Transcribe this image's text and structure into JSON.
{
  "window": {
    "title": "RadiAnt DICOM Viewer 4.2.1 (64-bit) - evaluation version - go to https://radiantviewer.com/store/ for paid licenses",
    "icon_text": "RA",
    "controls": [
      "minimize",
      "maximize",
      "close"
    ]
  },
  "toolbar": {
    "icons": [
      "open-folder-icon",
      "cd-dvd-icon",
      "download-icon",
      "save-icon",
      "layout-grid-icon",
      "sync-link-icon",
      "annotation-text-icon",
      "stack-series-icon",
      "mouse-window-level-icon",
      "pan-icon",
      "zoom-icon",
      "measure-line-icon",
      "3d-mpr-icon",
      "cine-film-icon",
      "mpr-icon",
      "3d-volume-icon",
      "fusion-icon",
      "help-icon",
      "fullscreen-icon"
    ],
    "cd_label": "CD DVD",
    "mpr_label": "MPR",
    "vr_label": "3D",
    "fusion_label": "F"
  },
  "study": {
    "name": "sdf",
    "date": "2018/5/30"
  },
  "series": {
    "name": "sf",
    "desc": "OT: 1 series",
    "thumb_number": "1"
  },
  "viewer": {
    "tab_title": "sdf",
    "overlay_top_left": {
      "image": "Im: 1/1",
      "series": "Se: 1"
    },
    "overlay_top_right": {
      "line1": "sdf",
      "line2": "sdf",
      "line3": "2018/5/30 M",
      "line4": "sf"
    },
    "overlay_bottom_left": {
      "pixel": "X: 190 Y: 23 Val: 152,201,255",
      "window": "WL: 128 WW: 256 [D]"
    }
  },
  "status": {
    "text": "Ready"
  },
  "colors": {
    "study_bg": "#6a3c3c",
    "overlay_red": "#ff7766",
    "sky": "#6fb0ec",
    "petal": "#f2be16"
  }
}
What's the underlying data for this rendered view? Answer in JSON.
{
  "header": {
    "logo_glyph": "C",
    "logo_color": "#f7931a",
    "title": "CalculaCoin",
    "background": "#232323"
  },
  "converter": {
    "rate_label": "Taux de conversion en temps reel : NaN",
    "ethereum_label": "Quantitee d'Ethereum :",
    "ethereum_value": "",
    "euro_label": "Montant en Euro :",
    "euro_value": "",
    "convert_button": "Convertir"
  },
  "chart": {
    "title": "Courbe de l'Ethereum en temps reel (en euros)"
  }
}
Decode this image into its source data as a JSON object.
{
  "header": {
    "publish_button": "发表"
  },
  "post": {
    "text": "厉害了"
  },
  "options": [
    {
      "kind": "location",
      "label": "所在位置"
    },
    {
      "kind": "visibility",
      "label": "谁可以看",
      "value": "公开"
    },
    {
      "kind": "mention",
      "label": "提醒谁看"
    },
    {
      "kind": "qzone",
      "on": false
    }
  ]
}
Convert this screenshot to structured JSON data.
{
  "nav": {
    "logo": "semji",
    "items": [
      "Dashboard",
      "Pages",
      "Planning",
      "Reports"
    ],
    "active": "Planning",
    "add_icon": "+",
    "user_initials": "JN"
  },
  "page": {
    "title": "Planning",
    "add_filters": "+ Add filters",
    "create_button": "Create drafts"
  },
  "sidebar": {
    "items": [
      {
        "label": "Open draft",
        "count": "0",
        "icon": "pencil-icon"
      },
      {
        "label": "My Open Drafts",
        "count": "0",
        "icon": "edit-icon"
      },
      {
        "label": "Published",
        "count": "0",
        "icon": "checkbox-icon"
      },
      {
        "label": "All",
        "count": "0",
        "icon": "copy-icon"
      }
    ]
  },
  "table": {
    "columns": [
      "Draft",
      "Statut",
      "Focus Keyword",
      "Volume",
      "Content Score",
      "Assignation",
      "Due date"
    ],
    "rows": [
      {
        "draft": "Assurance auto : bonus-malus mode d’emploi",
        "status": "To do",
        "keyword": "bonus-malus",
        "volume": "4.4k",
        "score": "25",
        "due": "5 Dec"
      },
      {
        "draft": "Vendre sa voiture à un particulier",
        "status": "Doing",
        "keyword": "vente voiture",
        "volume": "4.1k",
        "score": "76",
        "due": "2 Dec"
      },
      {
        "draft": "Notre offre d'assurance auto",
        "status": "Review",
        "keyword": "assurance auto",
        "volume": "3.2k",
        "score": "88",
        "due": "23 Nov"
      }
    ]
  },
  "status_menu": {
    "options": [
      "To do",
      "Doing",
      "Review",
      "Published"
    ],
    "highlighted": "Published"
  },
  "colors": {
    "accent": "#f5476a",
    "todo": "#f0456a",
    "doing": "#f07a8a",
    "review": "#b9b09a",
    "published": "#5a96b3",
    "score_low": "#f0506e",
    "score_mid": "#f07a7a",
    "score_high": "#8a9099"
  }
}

○ ○ ○ ○ ○ ○ ○

#### WHAT YOU HAVE TO DO:
Each entry above is to be quoted exactly.

#### EXERCISE ANSWER:
Transcribe this image's text and structure into JSON.
{
  "window": {
    "title": "RadiAnt DICOM Viewer 4.2.1 (64-bit) - evaluation version - go to https://radiantviewer.com/store/ for paid licenses",
    "icon_text": "RA",
    "controls": [
      "minimize",
      "maximize",
      "close"
    ]
  },
  "toolbar": {
    "icons": [
      "open-folder-icon",
      "cd-dvd-icon",
      "download-icon",
      "save-icon",
      "layout-grid-icon",
      "sync-link-icon",
      "annotation-text-icon",
      "stack-series-icon",
      "mouse-window-level-icon",
      "pan-icon",
      "zoom-icon",
      "measure-line-icon",
      "3d-mpr-icon",
      "cine-film-icon",
      "mpr-icon",
      "3d-volume-icon",
      "fusion-icon",
      "help-icon",
      "fullscreen-icon"
    ],
    "cd_label": "CD DVD",
    "mpr_label": "MPR",
    "vr_label": "3D",
    "fusion_label": "F"
  },
  "study": {
    "name": "sdf",
    "date": "2018/5/30"
  },
  "series": {
    "name": "sf",
    "desc": "OT: 1 series",
    "thumb_number": "1"
  },
  "viewer": {
    "tab_title": "sdf",
    "overlay_top_left": {
      "image": "Im: 1/1",
      "series": "Se: 1"
    },
    "overlay_top_right": {
      "line1": "sdf",
      "line2": "sdf",
      "line3": "2018/5/30 M",
      "line4": "sf"
    },
    "overlay_bottom_left": {
      "pixel": "X: 190 Y: 23 Val: 152,201,255",
      "window": "WL: 128 WW: 256 [D]"
    }
  },
  "status": {
    "text": "Ready"
  },
  "colors": {
    "study_bg": "#6a3c3c",
    "overlay_red": "#ff7766",
    "sky": "#6fb0ec",
    "petal": "#f2be16"
  }
}
What's the underlying data for this rendered view? Answer in JSON.
{
  "header": {
    "logo_glyph": "C",
    "logo_color": "#f7931a",
    "title": "CalculaCoin",
    "background": "#232323"
  },
  "converter": {
    "rate_label": "Taux de conversion en temps reel : NaN",
    "ethereum_label": "Quantitee d'Ethereum :",
    "ethereum_value": "",
    "euro_label": "Montant en Euro :",
    "euro_value": "",
    "convert_button": "Convertir"
  },
  "chart": {
    "title": "Courbe de l'Ethereum en temps reel (en euros)"
  }
}
Decode this image into its source data as a JSON object.
{
  "header": {
    "publish_button": "发表"
  },
  "post": {
    "text": "厉害了"
  },
  "options": [
    {
      "kind": "location",
      "label": "所在位置"
    },
    {
      "kind": "visibility",
      "label": "谁可以看",
      "value": "公开"
    },
    {
      "kind": "mention",
      "label": "提醒谁看"
    },
    {
      "kind": "qzone",
      "on": false
    }
  ]
}
Convert this screenshot to structured JSON data.
{
  "nav": {
    "logo": "semji",
    "items": [
      "Dashboard",
      "Pages",
      "Planning",
      "Reports"
    ],
    "active": "Planning",
    "add_icon": "+",
    "user_initials": "JN"
  },
  "page": {
    "title": "Planning",
    "add_filters": "+ Add filters",
    "create_button": "Create drafts"
  },
  "sidebar": {
    "items": [
      {
        "label": "Open draft",
        "count": "0",
        "icon": "pencil-icon"
      },
      {
        "label": "My Open Drafts",
        "count": "0",
        "icon": "edit-icon"
      },
      {
        "label": "Published",
        "count": "0",
        "icon": "checkbox-icon"
      },
      {
        "label": "All",
        "count": "0",
        "icon": "copy-icon"
      }
    ]
  },
  "table": {
    "columns": [
      "Draft",
      "Statut",
      "Focus Keyword",
      "Volume",
      "Content Score",
      "Assignation",
      "Due date"
    ],
    "rows": [
      {
        "draft": "Assurance auto : bonus-malus mode d’emploi",
        "status": "To do",
        "keyword": "bonus-malus",
        "volume": "4.4k",
        "score": "25",
        "due": "5 Dec"
      },
      {
        "draft": "Vendre sa voiture à un particulier",
        "status": "Doing",
        "keyword": "vente voiture",
        "volume": "4.1k",
        "score": "76",
        "due": "2 Dec"
      },
      {
        "draft": "Notre offre d'assurance auto",
        "status": "Review",
        "keyword": "assurance auto",
        "volume": "3.2k",
        "score": "88",
        "due": "23 Nov"
      }
    ]
  },
  "status_menu": {
    "options": [
      "To do",
      "Doing",
      "Review",
      "Published"
    ],
    "highlighted": "Published"
  },
  "colors": {
    "accent": "#f5476a",
    "todo": "#f0456a",
    "doing": "#f07a8a",
    "review": "#b9b09a",
    "published": "#5a96b3",
    "score_low": "#f0506e",
    "score_mid": "#f07a7a",
    "score_high": "#8a9099"
  }
}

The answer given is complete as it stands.